**STATED TASK:**
Locate every line in the records below that holds the word "Forecast" and return each one.

**EXERCISE DATA:**
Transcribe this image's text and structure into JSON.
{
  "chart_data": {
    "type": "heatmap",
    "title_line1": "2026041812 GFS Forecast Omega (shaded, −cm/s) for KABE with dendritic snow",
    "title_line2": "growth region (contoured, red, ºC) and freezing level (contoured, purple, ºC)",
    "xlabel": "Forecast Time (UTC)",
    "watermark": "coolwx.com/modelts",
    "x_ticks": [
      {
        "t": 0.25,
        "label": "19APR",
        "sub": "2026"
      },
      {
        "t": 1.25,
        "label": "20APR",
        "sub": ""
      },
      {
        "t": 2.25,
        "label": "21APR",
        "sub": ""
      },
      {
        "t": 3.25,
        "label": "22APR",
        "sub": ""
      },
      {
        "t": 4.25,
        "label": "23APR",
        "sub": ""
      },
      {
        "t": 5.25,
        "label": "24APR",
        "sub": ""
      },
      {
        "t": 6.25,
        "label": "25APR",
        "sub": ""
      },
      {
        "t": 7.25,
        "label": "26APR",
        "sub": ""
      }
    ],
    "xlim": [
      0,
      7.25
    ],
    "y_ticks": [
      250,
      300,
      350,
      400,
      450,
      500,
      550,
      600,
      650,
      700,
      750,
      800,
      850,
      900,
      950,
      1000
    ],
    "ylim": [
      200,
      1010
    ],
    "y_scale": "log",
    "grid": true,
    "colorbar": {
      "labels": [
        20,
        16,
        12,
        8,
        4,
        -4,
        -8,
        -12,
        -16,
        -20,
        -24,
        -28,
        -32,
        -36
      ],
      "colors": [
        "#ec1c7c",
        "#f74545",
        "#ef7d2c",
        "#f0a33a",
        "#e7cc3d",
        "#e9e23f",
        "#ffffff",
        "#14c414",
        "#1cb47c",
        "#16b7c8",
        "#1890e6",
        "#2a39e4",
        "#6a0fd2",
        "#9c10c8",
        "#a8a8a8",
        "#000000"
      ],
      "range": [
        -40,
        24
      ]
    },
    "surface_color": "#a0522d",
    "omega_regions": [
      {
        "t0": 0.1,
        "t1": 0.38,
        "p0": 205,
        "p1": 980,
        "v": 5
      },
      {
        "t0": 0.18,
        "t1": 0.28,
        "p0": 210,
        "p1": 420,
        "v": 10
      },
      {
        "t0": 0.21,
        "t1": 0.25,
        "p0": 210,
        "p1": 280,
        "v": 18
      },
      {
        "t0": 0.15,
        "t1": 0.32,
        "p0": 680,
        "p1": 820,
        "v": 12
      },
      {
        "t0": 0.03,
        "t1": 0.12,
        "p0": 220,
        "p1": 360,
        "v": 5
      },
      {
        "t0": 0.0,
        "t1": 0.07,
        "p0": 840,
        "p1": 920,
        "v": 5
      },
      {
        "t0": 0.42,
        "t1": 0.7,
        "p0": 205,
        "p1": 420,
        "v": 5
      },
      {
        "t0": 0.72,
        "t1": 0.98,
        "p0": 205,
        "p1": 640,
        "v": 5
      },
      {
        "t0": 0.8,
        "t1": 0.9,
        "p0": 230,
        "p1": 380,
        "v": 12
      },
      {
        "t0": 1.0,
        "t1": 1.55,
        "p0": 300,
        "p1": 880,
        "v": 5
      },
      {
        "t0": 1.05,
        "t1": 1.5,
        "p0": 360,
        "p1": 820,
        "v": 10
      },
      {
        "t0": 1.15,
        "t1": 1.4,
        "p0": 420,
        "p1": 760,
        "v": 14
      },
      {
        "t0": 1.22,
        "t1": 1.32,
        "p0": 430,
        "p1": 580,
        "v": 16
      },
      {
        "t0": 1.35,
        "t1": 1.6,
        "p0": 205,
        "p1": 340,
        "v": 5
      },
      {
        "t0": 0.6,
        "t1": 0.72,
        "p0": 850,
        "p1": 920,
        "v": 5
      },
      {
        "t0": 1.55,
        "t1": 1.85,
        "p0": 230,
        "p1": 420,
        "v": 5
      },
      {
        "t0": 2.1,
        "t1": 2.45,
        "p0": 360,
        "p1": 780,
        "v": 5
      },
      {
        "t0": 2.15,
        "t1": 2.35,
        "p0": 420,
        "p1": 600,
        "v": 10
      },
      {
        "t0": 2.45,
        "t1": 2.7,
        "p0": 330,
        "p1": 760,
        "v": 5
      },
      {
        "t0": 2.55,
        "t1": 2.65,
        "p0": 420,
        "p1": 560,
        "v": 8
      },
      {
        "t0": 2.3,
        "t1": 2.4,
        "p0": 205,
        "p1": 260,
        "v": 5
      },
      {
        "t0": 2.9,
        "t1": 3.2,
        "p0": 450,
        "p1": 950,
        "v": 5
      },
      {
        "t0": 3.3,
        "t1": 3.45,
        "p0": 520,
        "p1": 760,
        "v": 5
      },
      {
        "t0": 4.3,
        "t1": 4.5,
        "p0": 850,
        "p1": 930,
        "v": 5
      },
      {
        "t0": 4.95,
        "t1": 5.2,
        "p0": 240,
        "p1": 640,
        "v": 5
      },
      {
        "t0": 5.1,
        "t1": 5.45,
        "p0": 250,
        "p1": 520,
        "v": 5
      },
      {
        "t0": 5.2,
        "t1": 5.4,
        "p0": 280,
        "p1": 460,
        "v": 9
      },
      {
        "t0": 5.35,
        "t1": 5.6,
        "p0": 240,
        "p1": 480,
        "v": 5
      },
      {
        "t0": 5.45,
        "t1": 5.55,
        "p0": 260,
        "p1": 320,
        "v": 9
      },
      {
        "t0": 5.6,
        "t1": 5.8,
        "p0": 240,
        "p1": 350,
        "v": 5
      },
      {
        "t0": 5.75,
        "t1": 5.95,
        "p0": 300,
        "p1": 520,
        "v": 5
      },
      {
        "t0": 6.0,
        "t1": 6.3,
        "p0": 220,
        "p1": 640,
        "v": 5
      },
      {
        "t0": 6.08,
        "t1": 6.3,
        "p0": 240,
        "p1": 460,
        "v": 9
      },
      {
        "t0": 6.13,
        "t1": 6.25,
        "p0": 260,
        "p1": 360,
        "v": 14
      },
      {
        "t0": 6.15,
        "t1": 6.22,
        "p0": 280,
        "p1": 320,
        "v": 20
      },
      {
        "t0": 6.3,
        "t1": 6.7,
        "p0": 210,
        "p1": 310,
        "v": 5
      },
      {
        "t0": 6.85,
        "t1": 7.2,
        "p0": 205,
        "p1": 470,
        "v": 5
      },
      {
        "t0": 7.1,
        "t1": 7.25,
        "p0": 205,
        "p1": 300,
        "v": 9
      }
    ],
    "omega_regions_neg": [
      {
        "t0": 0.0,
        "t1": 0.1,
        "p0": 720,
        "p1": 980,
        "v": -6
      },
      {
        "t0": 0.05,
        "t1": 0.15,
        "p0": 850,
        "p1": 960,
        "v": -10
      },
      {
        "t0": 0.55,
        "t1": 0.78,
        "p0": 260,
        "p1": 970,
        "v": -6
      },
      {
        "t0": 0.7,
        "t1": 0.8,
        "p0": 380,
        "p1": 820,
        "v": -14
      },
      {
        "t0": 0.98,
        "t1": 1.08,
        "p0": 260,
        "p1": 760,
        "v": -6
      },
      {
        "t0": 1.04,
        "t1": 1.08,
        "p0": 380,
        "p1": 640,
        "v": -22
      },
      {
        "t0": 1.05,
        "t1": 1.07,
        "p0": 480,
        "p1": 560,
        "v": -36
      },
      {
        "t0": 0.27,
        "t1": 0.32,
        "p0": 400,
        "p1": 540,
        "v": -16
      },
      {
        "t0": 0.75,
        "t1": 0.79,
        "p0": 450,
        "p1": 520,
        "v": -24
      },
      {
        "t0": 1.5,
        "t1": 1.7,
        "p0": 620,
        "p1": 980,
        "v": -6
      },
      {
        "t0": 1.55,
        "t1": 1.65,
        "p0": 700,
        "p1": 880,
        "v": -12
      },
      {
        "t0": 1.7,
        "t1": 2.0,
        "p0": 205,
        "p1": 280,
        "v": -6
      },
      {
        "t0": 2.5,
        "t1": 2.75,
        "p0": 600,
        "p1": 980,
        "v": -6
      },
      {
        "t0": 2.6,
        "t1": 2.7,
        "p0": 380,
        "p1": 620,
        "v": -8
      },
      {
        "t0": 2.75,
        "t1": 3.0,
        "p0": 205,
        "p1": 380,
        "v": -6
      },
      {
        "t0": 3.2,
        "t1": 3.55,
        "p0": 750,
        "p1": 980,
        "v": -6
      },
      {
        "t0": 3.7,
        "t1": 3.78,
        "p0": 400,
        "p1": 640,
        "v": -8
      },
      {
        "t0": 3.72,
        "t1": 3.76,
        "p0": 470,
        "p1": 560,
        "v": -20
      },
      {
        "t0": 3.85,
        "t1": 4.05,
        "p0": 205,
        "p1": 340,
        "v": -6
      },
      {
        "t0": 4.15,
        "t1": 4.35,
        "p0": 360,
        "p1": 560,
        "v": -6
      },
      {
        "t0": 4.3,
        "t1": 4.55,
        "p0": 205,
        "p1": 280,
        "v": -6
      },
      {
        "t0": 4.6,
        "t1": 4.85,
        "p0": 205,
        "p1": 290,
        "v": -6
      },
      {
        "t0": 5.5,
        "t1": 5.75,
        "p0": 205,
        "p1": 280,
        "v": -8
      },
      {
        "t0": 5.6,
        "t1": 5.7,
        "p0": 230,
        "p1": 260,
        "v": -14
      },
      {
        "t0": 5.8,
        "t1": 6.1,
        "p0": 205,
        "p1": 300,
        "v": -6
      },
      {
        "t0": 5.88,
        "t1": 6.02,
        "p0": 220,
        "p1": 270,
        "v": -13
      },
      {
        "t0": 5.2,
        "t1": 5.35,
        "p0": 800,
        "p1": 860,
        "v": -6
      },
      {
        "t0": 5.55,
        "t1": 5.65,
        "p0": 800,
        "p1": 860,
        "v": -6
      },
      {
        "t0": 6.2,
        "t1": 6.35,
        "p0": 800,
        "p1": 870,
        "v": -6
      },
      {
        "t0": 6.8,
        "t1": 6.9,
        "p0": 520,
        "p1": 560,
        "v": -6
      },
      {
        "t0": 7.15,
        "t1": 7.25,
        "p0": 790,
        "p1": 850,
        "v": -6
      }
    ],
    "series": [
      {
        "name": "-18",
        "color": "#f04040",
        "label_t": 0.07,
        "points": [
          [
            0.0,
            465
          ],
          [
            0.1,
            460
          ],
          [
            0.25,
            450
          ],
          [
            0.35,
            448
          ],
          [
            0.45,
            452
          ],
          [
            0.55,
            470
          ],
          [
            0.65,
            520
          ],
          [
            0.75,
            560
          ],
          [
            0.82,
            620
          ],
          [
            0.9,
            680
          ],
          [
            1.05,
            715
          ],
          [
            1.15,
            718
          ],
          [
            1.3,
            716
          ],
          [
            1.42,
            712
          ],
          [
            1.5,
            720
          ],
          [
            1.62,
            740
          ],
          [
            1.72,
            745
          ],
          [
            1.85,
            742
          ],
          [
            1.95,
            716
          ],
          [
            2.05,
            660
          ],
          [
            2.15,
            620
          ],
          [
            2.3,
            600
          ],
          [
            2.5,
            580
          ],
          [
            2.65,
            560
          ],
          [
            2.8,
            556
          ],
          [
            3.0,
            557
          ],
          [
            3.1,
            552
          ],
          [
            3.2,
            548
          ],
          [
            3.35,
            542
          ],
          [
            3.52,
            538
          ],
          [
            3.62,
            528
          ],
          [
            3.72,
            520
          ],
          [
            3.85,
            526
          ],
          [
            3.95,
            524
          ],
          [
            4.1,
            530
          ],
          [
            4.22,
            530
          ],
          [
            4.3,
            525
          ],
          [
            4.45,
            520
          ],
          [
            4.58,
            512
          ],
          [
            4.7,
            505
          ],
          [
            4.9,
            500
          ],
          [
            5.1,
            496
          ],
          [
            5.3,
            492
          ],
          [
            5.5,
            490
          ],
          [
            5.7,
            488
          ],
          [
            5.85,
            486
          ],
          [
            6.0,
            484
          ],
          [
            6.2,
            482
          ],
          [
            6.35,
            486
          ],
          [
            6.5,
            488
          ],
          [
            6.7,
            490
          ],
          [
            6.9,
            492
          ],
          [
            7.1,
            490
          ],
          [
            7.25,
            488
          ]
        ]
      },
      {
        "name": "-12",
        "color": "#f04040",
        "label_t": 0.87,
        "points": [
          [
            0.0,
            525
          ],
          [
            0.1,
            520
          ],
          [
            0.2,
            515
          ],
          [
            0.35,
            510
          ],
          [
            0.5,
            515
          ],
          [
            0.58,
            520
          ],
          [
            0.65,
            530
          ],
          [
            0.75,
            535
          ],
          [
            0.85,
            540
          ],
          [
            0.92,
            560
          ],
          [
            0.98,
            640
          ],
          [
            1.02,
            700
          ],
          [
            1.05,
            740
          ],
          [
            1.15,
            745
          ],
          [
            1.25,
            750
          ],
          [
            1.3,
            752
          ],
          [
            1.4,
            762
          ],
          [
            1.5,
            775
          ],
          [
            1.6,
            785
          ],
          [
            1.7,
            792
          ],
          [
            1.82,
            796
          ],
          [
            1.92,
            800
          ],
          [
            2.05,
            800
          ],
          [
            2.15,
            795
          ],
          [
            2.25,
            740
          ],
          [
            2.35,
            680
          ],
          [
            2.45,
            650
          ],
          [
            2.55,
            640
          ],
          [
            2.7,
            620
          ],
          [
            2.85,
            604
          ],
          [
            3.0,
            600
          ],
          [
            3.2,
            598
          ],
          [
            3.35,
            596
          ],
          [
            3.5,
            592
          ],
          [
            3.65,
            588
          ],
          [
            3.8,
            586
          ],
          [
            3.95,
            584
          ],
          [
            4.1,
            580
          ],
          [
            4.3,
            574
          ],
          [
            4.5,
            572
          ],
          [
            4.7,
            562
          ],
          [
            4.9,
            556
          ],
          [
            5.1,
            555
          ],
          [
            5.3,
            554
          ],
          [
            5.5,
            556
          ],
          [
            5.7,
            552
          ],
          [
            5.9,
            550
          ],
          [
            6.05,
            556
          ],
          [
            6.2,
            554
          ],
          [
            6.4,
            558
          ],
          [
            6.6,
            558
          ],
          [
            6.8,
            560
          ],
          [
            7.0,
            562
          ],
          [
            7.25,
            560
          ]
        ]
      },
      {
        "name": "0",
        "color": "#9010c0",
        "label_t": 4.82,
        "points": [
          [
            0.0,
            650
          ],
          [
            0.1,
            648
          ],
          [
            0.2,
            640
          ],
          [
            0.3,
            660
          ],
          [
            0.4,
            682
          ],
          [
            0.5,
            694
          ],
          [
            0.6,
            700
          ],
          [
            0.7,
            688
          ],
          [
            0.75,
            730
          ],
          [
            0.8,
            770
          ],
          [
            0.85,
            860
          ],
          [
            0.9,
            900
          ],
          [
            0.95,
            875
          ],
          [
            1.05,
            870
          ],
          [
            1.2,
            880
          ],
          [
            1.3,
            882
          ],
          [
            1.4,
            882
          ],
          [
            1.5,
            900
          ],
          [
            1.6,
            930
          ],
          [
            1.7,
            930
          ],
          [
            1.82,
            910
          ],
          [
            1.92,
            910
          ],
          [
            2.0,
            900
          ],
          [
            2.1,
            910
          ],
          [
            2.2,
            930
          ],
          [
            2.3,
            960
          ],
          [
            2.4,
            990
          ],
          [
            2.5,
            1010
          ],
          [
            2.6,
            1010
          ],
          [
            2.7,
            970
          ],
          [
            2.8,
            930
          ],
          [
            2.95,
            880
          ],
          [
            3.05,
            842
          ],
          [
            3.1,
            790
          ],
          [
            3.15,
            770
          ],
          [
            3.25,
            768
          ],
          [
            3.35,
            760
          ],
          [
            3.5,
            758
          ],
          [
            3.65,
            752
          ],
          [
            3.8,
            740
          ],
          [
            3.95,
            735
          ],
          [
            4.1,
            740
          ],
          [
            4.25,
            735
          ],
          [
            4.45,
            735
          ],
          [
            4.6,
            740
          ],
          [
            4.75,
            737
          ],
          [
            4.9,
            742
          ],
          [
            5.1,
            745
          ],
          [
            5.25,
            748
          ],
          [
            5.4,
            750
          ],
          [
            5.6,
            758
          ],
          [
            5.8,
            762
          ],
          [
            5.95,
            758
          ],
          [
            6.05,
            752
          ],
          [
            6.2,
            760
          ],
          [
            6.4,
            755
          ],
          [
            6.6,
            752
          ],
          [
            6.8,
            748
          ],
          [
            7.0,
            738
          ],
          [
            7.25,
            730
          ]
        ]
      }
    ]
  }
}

**WRITTEN ANSWER:**
    "title_line1": "2026041812 GFS Forecast Omega (shaded, −cm/s) for KABE with dendritic snow",
    "xlabel": "Forecast Time (UTC)",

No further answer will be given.